Objective. Return the lines below that carry the word "true".

Stored data:
= = = =

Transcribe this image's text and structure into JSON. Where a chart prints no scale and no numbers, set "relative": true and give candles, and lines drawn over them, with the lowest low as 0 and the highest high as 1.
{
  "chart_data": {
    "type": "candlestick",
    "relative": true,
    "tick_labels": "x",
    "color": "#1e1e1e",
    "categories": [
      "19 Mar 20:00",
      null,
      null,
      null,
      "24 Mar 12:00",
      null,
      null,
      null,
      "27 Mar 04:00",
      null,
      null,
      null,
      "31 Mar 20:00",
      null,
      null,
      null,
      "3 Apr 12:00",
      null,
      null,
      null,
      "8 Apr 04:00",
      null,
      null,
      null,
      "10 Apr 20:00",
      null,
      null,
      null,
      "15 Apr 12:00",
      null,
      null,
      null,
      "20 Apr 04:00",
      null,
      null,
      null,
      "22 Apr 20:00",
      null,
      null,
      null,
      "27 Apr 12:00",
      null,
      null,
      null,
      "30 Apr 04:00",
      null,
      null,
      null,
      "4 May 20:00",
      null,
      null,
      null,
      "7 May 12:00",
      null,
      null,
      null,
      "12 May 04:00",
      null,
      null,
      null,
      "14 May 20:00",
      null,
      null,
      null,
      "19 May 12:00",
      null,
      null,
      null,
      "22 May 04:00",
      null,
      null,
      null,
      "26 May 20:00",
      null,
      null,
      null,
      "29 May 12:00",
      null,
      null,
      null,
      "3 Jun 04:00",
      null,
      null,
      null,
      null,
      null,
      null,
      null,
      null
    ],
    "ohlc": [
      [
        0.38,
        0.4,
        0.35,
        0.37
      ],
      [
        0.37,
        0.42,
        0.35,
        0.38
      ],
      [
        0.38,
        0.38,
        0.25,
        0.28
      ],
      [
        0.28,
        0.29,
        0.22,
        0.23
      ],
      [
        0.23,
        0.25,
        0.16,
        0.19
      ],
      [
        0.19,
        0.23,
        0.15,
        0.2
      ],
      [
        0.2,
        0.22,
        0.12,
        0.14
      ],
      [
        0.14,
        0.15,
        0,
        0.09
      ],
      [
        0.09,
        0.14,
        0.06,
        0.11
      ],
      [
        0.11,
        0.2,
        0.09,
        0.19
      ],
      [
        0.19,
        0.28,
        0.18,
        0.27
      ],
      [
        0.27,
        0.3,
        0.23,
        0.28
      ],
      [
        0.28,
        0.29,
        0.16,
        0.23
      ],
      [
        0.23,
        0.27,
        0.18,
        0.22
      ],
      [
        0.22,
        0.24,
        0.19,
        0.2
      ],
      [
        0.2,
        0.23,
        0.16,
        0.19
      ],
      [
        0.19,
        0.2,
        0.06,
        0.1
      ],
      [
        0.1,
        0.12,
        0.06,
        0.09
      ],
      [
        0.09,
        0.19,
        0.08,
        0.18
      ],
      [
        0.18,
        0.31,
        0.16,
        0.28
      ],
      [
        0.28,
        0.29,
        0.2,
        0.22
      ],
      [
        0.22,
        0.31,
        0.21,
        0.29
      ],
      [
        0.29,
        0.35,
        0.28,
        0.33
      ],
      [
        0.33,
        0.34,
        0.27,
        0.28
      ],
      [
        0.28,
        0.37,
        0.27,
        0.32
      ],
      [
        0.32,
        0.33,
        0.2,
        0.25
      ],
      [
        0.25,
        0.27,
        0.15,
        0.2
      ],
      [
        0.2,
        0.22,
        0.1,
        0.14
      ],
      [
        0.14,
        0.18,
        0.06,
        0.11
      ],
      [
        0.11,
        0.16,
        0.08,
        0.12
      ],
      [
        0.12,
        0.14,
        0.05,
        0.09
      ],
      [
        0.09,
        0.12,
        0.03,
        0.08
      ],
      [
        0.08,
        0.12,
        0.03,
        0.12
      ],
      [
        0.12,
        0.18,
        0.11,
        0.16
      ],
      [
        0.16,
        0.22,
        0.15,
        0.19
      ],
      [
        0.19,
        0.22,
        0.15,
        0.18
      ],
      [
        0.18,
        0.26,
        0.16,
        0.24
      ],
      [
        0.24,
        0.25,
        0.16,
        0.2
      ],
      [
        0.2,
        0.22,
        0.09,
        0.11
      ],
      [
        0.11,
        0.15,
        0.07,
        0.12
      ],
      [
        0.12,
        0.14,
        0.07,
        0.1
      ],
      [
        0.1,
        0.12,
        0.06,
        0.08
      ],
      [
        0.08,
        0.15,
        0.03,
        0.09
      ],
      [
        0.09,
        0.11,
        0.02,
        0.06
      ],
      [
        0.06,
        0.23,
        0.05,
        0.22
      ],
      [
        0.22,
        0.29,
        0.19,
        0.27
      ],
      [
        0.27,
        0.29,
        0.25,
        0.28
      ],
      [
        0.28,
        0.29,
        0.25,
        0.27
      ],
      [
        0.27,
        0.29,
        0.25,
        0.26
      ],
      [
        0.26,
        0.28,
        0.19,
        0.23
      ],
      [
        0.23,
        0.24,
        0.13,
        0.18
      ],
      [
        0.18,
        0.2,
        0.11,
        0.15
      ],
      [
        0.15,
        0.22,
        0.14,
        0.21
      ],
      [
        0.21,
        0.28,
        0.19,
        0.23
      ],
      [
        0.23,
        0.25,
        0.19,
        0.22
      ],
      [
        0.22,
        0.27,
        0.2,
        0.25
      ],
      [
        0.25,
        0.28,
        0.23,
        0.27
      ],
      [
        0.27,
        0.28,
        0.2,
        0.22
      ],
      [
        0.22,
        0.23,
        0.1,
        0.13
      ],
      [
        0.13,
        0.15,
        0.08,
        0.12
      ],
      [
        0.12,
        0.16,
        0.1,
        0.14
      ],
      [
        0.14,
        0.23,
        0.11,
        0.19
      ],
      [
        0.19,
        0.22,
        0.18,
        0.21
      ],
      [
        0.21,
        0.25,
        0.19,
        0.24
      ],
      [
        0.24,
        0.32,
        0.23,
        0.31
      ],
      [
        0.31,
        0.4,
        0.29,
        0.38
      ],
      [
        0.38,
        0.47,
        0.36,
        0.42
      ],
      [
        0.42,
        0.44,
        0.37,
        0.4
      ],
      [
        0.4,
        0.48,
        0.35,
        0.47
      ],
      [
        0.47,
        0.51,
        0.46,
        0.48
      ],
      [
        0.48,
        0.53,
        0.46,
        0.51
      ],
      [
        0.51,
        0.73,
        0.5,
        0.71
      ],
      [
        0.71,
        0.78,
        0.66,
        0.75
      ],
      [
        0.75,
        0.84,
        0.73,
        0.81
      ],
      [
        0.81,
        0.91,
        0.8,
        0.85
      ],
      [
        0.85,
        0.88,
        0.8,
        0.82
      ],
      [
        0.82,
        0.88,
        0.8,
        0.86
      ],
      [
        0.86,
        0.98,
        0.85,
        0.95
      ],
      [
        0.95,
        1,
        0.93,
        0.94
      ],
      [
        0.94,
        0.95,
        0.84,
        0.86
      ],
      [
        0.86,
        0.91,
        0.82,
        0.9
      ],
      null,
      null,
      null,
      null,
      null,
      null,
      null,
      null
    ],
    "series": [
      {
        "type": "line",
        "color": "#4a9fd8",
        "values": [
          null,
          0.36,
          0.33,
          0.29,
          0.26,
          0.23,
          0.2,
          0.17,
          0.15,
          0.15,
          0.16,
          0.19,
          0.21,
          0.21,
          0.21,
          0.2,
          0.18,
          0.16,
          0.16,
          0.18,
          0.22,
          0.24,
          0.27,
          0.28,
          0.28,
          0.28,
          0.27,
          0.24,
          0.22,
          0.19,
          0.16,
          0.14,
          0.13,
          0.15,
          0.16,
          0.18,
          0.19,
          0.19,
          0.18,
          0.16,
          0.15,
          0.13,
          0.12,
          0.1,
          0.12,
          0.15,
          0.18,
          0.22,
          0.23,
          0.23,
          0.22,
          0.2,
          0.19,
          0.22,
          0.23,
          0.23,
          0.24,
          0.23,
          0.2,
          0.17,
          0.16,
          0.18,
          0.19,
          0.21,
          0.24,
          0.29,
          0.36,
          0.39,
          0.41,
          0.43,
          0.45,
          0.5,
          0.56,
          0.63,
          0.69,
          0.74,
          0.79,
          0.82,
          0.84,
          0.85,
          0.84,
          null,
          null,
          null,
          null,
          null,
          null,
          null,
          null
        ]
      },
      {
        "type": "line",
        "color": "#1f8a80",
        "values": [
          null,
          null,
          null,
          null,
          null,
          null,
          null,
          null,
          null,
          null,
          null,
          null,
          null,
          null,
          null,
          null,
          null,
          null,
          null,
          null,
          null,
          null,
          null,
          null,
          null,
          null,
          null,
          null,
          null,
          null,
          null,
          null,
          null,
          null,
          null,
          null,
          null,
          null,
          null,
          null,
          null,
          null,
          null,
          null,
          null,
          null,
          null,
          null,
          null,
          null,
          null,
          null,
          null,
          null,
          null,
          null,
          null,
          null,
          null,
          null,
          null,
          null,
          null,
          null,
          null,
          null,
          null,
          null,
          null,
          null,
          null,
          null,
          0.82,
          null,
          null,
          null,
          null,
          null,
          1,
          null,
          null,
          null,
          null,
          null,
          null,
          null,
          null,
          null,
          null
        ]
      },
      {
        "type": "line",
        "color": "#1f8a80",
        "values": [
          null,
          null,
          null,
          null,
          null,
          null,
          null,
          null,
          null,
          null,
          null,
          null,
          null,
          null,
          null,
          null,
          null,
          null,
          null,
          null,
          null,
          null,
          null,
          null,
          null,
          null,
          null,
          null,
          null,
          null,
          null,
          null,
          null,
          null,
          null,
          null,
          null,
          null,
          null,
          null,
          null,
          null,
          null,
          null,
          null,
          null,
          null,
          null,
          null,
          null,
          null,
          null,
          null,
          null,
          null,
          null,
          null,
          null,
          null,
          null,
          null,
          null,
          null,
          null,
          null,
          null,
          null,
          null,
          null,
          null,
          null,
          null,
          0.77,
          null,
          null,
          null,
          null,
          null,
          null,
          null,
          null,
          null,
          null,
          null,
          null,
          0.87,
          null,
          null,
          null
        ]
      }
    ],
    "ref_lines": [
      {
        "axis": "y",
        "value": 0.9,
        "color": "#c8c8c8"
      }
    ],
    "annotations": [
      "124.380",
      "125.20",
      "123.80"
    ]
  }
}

= = = =

Written answer.
Transcribe this image's text and structure into JSON. Where a chart prints no scale and no numbers, set "relative": true and give candles, and lines drawn over them, with the lowest low as 0 and the highest high as 1.
    "relative": true,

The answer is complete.